Task prompt: Your job is to retype all of the data word for word, leaving every image out.

Records for this task:
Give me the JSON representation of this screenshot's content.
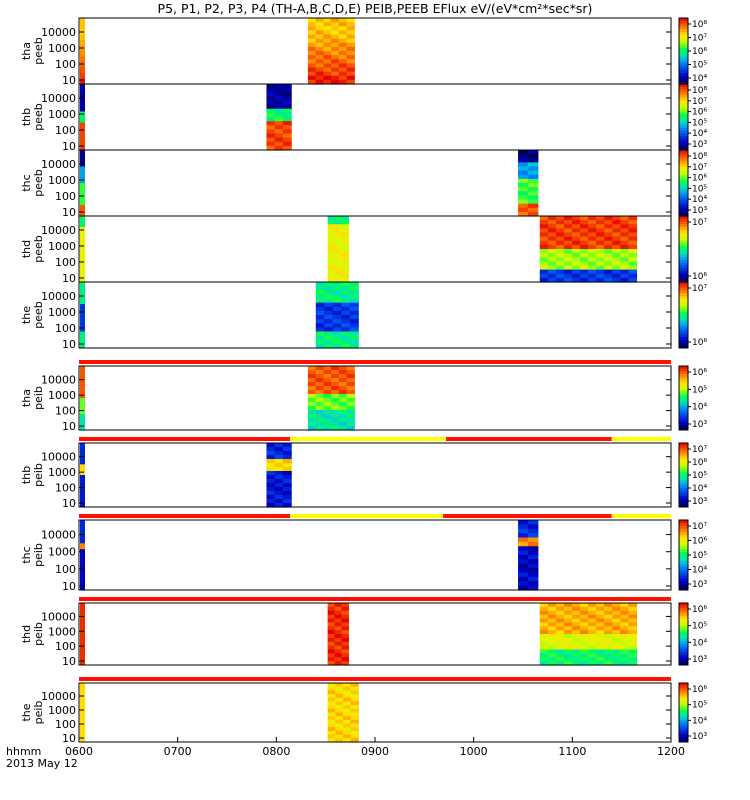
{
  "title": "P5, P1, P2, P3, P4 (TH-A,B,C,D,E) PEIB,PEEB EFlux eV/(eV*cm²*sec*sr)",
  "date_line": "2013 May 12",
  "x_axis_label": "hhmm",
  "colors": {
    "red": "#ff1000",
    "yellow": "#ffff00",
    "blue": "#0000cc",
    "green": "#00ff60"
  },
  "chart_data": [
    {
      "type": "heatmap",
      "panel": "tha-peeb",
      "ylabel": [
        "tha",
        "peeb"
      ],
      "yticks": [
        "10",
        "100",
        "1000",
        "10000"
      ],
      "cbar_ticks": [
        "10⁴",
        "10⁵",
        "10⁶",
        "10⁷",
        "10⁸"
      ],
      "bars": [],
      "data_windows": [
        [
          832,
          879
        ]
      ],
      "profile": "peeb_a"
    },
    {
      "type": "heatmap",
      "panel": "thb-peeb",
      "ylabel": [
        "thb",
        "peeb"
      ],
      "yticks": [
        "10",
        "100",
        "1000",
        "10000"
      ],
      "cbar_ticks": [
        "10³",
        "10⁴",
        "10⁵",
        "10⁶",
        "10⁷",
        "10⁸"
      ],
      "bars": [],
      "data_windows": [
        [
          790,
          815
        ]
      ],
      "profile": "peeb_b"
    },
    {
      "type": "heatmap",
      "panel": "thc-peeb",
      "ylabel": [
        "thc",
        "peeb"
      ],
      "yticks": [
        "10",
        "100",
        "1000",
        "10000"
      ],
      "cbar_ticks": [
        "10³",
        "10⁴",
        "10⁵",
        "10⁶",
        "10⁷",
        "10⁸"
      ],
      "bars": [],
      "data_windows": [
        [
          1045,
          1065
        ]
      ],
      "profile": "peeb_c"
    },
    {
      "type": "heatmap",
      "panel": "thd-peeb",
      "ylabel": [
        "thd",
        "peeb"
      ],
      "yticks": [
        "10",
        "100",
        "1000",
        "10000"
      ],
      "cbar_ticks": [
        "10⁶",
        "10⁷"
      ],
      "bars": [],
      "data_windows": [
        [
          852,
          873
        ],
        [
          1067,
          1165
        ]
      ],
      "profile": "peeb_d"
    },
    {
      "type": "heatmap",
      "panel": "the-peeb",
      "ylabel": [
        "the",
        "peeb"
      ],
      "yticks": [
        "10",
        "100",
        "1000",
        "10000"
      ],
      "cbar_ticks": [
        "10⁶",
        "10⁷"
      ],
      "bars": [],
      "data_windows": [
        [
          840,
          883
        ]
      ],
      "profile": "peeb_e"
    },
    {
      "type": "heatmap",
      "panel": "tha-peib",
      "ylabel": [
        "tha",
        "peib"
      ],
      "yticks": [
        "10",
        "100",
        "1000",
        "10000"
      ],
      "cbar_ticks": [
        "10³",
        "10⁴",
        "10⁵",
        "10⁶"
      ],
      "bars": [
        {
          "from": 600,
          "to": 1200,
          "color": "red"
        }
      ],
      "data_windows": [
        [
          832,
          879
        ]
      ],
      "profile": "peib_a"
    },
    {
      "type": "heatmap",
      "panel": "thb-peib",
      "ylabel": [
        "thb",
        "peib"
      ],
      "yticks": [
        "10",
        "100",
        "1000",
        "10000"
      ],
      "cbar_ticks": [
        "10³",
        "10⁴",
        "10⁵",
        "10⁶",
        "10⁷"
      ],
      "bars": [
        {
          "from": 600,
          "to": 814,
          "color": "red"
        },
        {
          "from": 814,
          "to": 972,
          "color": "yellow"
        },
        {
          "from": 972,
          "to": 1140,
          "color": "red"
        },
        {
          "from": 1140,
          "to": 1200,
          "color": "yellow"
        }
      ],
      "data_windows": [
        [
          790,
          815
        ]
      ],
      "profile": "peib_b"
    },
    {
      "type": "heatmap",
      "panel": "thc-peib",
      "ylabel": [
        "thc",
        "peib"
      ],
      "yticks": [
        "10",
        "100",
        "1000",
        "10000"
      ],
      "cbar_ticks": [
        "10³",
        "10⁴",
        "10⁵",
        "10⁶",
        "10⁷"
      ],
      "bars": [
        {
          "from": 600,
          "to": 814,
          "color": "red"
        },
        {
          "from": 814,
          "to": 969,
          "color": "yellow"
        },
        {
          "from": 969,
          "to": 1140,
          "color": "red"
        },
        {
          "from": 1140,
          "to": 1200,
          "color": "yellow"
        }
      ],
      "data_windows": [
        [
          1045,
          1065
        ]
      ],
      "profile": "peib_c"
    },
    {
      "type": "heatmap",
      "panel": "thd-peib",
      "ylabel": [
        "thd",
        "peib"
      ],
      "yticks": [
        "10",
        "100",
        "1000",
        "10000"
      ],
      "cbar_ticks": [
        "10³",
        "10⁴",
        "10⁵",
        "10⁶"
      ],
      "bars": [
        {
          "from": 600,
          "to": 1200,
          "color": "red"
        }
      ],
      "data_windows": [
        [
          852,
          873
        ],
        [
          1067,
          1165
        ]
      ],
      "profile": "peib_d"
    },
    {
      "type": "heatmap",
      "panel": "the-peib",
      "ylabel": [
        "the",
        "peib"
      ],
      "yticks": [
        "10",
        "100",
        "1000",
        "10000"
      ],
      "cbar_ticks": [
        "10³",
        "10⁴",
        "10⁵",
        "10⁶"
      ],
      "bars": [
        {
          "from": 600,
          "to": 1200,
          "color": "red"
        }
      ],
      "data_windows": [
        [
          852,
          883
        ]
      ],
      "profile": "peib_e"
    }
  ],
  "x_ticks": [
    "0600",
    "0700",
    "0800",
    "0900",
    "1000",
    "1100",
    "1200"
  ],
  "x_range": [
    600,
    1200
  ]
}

Exercise response:
Give me the JSON representation of this screenshot's content.
{
  "title": "P5, P1, P2, P3, P4 (TH-A,B,C,D,E) PEIB,PEEB EFlux eV/(eV*cm²*sec*sr)",
  "date_line": "2013 May 12",
  "x_axis_label": "hhmm",
  "colors": {
    "red": "#ff1000",
    "yellow": "#ffff00",
    "blue": "#0000cc",
    "green": "#00ff60"
  },
  "chart_data": [
    {
      "type": "heatmap",
      "panel": "tha-peeb",
      "ylabel": [
        "tha",
        "peeb"
      ],
      "yticks": [
        "10",
        "100",
        "1000",
        "10000"
      ],
      "cbar_ticks": [
        "10⁴",
        "10⁵",
        "10⁶",
        "10⁷",
        "10⁸"
      ],
      "bars": [],
      "data_windows": [
        [
          832,
          879
        ]
      ],
      "profile": "peeb_a"
    },
    {
      "type": "heatmap",
      "panel": "thb-peeb",
      "ylabel": [
        "thb",
        "peeb"
      ],
      "yticks": [
        "10",
        "100",
        "1000",
        "10000"
      ],
      "cbar_ticks": [
        "10³",
        "10⁴",
        "10⁵",
        "10⁶",
        "10⁷",
        "10⁸"
      ],
      "bars": [],
      "data_windows": [
        [
          790,
          815
        ]
      ],
      "profile": "peeb_b"
    },
    {
      "type": "heatmap",
      "panel": "thc-peeb",
      "ylabel": [
        "thc",
        "peeb"
      ],
      "yticks": [
        "10",
        "100",
        "1000",
        "10000"
      ],
      "cbar_ticks": [
        "10³",
        "10⁴",
        "10⁵",
        "10⁶",
        "10⁷",
        "10⁸"
      ],
      "bars": [],
      "data_windows": [
        [
          1045,
          1065
        ]
      ],
      "profile": "peeb_c"
    },
    {
      "type": "heatmap",
      "panel": "thd-peeb",
      "ylabel": [
        "thd",
        "peeb"
      ],
      "yticks": [
        "10",
        "100",
        "1000",
        "10000"
      ],
      "cbar_ticks": [
        "10⁶",
        "10⁷"
      ],
      "bars": [],
      "data_windows": [
        [
          852,
          873
        ],
        [
          1067,
          1165
        ]
      ],
      "profile": "peeb_d"
    },
    {
      "type": "heatmap",
      "panel": "the-peeb",
      "ylabel": [
        "the",
        "peeb"
      ],
      "yticks": [
        "10",
        "100",
        "1000",
        "10000"
      ],
      "cbar_ticks": [
        "10⁶",
        "10⁷"
      ],
      "bars": [],
      "data_windows": [
        [
          840,
          883
        ]
      ],
      "profile": "peeb_e"
    },
    {
      "type": "heatmap",
      "panel": "tha-peib",
      "ylabel": [
        "tha",
        "peib"
      ],
      "yticks": [
        "10",
        "100",
        "1000",
        "10000"
      ],
      "cbar_ticks": [
        "10³",
        "10⁴",
        "10⁵",
        "10⁶"
      ],
      "bars": [
        {
          "from": 600,
          "to": 1200,
          "color": "red"
        }
      ],
      "data_windows": [
        [
          832,
          879
        ]
      ],
      "profile": "peib_a"
    },
    {
      "type": "heatmap",
      "panel": "thb-peib",
      "ylabel": [
        "thb",
        "peib"
      ],
      "yticks": [
        "10",
        "100",
        "1000",
        "10000"
      ],
      "cbar_ticks": [
        "10³",
        "10⁴",
        "10⁵",
        "10⁶",
        "10⁷"
      ],
      "bars": [
        {
          "from": 600,
          "to": 814,
          "color": "red"
        },
        {
          "from": 814,
          "to": 972,
          "color": "yellow"
        },
        {
          "from": 972,
          "to": 1140,
          "color": "red"
        },
        {
          "from": 1140,
          "to": 1200,
          "color": "yellow"
        }
      ],
      "data_windows": [
        [
          790,
          815
        ]
      ],
      "profile": "peib_b"
    },
    {
      "type": "heatmap",
      "panel": "thc-peib",
      "ylabel": [
        "thc",
        "peib"
      ],
      "yticks": [
        "10",
        "100",
        "1000",
        "10000"
      ],
      "cbar_ticks": [
        "10³",
        "10⁴",
        "10⁵",
        "10⁶",
        "10⁷"
      ],
      "bars": [
        {
          "from": 600,
          "to": 814,
          "color": "red"
        },
        {
          "from": 814,
          "to": 969,
          "color": "yellow"
        },
        {
          "from": 969,
          "to": 1140,
          "color": "red"
        },
        {
          "from": 1140,
          "to": 1200,
          "color": "yellow"
        }
      ],
      "data_windows": [
        [
          1045,
          1065
        ]
      ],
      "profile": "peib_c"
    },
    {
      "type": "heatmap",
      "panel": "thd-peib",
      "ylabel": [
        "thd",
        "peib"
      ],
      "yticks": [
        "10",
        "100",
        "1000",
        "10000"
      ],
      "cbar_ticks": [
        "10³",
        "10⁴",
        "10⁵",
        "10⁶"
      ],
      "bars": [
        {
          "from": 600,
          "to": 1200,
          "color": "red"
        }
      ],
      "data_windows": [
        [
          852,
          873
        ],
        [
          1067,
          1165
        ]
      ],
      "profile": "peib_d"
    },
    {
      "type": "heatmap",
      "panel": "the-peib",
      "ylabel": [
        "the",
        "peib"
      ],
      "yticks": [
        "10",
        "100",
        "1000",
        "10000"
      ],
      "cbar_ticks": [
        "10³",
        "10⁴",
        "10⁵",
        "10⁶"
      ],
      "bars": [
        {
          "from": 600,
          "to": 1200,
          "color": "red"
        }
      ],
      "data_windows": [
        [
          852,
          883
        ]
      ],
      "profile": "peib_e"
    }
  ],
  "x_ticks": [
    "0600",
    "0700",
    "0800",
    "0900",
    "1000",
    "1100",
    "1200"
  ],
  "x_range": [
    600,
    1200
  ]
}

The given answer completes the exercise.